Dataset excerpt
——————

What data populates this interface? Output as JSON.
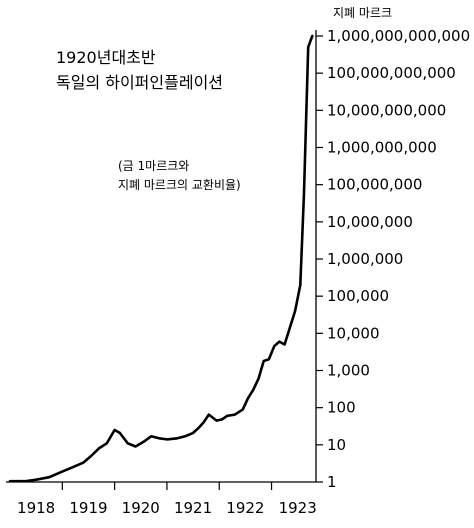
{
  "chart_data": {
    "type": "line",
    "title_lines": [
      "1920년대초반",
      "독일의 하이퍼인플레이션"
    ],
    "note_lines": [
      "(금 1마르크와",
      "지폐 마르크의 교환비율)"
    ],
    "ylabel": "지폐 마르크",
    "y_scale": "log",
    "ylim": [
      1,
      1000000000000
    ],
    "xlim": [
      1918.0,
      1923.85
    ],
    "grid": false,
    "legend": "none",
    "y_ticks": [
      {
        "value": 1,
        "label": "1"
      },
      {
        "value": 10,
        "label": "10"
      },
      {
        "value": 100,
        "label": "100"
      },
      {
        "value": 1000,
        "label": "1,000"
      },
      {
        "value": 10000,
        "label": "10,000"
      },
      {
        "value": 100000,
        "label": "100,000"
      },
      {
        "value": 1000000,
        "label": "1,000,000"
      },
      {
        "value": 10000000,
        "label": "10,000,000"
      },
      {
        "value": 100000000,
        "label": "100,000,000"
      },
      {
        "value": 1000000000,
        "label": "1,000,000,000"
      },
      {
        "value": 10000000000,
        "label": "10,000,000,000"
      },
      {
        "value": 100000000000,
        "label": "100,000,000,000"
      },
      {
        "value": 1000000000000,
        "label": "1,000,000,000,000"
      }
    ],
    "x_ticks": [
      {
        "value": 1918.5,
        "label": "1918"
      },
      {
        "value": 1919.5,
        "label": "1919"
      },
      {
        "value": 1920.5,
        "label": "1920"
      },
      {
        "value": 1921.5,
        "label": "1921"
      },
      {
        "value": 1922.5,
        "label": "1922"
      },
      {
        "value": 1923.5,
        "label": "1923"
      }
    ],
    "x_boundaries": [
      1919,
      1920,
      1921,
      1922,
      1923
    ],
    "series": [
      {
        "color": "#000000",
        "x": [
          1918.0,
          1918.3,
          1918.5,
          1918.75,
          1919.0,
          1919.2,
          1919.4,
          1919.55,
          1919.7,
          1919.85,
          1920.0,
          1920.1,
          1920.25,
          1920.4,
          1920.55,
          1920.7,
          1920.85,
          1921.0,
          1921.2,
          1921.35,
          1921.5,
          1921.6,
          1921.7,
          1921.8,
          1921.95,
          1922.05,
          1922.15,
          1922.3,
          1922.45,
          1922.55,
          1922.65,
          1922.75,
          1922.85,
          1922.95,
          1923.05,
          1923.15,
          1923.25,
          1923.35,
          1923.45,
          1923.55,
          1923.62,
          1923.7,
          1923.78
        ],
        "y": [
          1.05,
          1.05,
          1.15,
          1.35,
          1.9,
          2.5,
          3.3,
          5.0,
          8.0,
          11.0,
          25.0,
          21.0,
          11.0,
          9.0,
          12.0,
          17.0,
          15.0,
          14.0,
          15.0,
          17.0,
          21.0,
          28.0,
          40.0,
          65.0,
          45.0,
          48.0,
          60.0,
          65.0,
          90.0,
          180.0,
          300.0,
          600.0,
          1800.0,
          2000.0,
          4500.0,
          6000.0,
          5000.0,
          14000.0,
          40000.0,
          200000.0,
          60000000.0,
          500000000000.0,
          1000000000000.0
        ]
      }
    ]
  }
}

——————

* _Exercise_
Write out the records above exactly as they stand, leaving out every picture.

* _Task result_
What data populates this interface? Output as JSON.
{
  "chart_data": {
    "type": "line",
    "title_lines": [
      "1920년대초반",
      "독일의 하이퍼인플레이션"
    ],
    "note_lines": [
      "(금 1마르크와",
      "지폐 마르크의 교환비율)"
    ],
    "ylabel": "지폐 마르크",
    "y_scale": "log",
    "ylim": [
      1,
      1000000000000
    ],
    "xlim": [
      1918.0,
      1923.85
    ],
    "grid": false,
    "legend": "none",
    "y_ticks": [
      {
        "value": 1,
        "label": "1"
      },
      {
        "value": 10,
        "label": "10"
      },
      {
        "value": 100,
        "label": "100"
      },
      {
        "value": 1000,
        "label": "1,000"
      },
      {
        "value": 10000,
        "label": "10,000"
      },
      {
        "value": 100000,
        "label": "100,000"
      },
      {
        "value": 1000000,
        "label": "1,000,000"
      },
      {
        "value": 10000000,
        "label": "10,000,000"
      },
      {
        "value": 100000000,
        "label": "100,000,000"
      },
      {
        "value": 1000000000,
        "label": "1,000,000,000"
      },
      {
        "value": 10000000000,
        "label": "10,000,000,000"
      },
      {
        "value": 100000000000,
        "label": "100,000,000,000"
      },
      {
        "value": 1000000000000,
        "label": "1,000,000,000,000"
      }
    ],
    "x_ticks": [
      {
        "value": 1918.5,
        "label": "1918"
      },
      {
        "value": 1919.5,
        "label": "1919"
      },
      {
        "value": 1920.5,
        "label": "1920"
      },
      {
        "value": 1921.5,
        "label": "1921"
      },
      {
        "value": 1922.5,
        "label": "1922"
      },
      {
        "value": 1923.5,
        "label": "1923"
      }
    ],
    "x_boundaries": [
      1919,
      1920,
      1921,
      1922,
      1923
    ],
    "series": [
      {
        "color": "#000000",
        "x": [
          1918.0,
          1918.3,
          1918.5,
          1918.75,
          1919.0,
          1919.2,
          1919.4,
          1919.55,
          1919.7,
          1919.85,
          1920.0,
          1920.1,
          1920.25,
          1920.4,
          1920.55,
          1920.7,
          1920.85,
          1921.0,
          1921.2,
          1921.35,
          1921.5,
          1921.6,
          1921.7,
          1921.8,
          1921.95,
          1922.05,
          1922.15,
          1922.3,
          1922.45,
          1922.55,
          1922.65,
          1922.75,
          1922.85,
          1922.95,
          1923.05,
          1923.15,
          1923.25,
          1923.35,
          1923.45,
          1923.55,
          1923.62,
          1923.7,
          1923.78
        ],
        "y": [
          1.05,
          1.05,
          1.15,
          1.35,
          1.9,
          2.5,
          3.3,
          5.0,
          8.0,
          11.0,
          25.0,
          21.0,
          11.0,
          9.0,
          12.0,
          17.0,
          15.0,
          14.0,
          15.0,
          17.0,
          21.0,
          28.0,
          40.0,
          65.0,
          45.0,
          48.0,
          60.0,
          65.0,
          90.0,
          180.0,
          300.0,
          600.0,
          1800.0,
          2000.0,
          4500.0,
          6000.0,
          5000.0,
          14000.0,
          40000.0,
          200000.0,
          60000000.0,
          500000000000.0,
          1000000000000.0
        ]
      }
    ]
  }
}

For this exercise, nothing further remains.